Source records
::::::

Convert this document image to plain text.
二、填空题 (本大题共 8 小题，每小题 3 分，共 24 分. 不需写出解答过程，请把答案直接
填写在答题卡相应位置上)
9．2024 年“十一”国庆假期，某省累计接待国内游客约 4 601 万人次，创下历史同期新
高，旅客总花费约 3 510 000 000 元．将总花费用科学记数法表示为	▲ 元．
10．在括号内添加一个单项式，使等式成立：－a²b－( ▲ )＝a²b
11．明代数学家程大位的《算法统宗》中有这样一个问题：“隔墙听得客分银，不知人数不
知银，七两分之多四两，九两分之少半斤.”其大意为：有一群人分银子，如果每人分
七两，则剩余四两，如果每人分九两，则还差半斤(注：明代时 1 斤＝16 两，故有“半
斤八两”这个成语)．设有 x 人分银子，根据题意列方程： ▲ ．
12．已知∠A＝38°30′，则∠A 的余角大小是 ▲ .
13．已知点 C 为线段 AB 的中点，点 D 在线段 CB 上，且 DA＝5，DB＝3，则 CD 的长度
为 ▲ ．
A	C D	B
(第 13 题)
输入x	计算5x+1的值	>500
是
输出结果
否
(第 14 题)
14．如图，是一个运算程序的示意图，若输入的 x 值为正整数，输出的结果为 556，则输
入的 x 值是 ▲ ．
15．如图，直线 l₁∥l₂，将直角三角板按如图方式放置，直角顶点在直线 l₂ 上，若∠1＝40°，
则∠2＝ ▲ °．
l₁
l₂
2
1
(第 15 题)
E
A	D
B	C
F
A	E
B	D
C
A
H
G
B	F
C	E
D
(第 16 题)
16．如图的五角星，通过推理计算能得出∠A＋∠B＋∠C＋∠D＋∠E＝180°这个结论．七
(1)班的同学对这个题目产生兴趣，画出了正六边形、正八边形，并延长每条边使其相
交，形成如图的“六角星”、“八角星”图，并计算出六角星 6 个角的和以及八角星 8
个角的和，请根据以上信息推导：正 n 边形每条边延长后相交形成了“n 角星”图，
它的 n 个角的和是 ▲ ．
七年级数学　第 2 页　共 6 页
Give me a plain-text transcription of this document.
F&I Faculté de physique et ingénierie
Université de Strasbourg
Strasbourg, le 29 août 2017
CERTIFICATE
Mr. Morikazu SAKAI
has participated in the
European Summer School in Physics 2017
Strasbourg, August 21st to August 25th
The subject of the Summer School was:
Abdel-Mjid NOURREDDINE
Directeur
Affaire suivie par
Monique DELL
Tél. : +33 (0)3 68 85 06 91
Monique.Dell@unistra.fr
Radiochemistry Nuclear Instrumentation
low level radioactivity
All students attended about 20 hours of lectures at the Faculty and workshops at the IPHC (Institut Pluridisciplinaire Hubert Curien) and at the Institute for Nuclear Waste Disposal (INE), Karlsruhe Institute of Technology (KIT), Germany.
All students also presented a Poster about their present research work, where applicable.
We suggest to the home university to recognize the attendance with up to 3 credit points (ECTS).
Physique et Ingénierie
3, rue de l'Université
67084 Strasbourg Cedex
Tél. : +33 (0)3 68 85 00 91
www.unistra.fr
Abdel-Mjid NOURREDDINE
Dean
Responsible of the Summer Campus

::::::

Written instruction:
List each line holding the string "text".

Output of the exercise:
Convert this document image to plain text.
Give me a plain-text transcription of this document.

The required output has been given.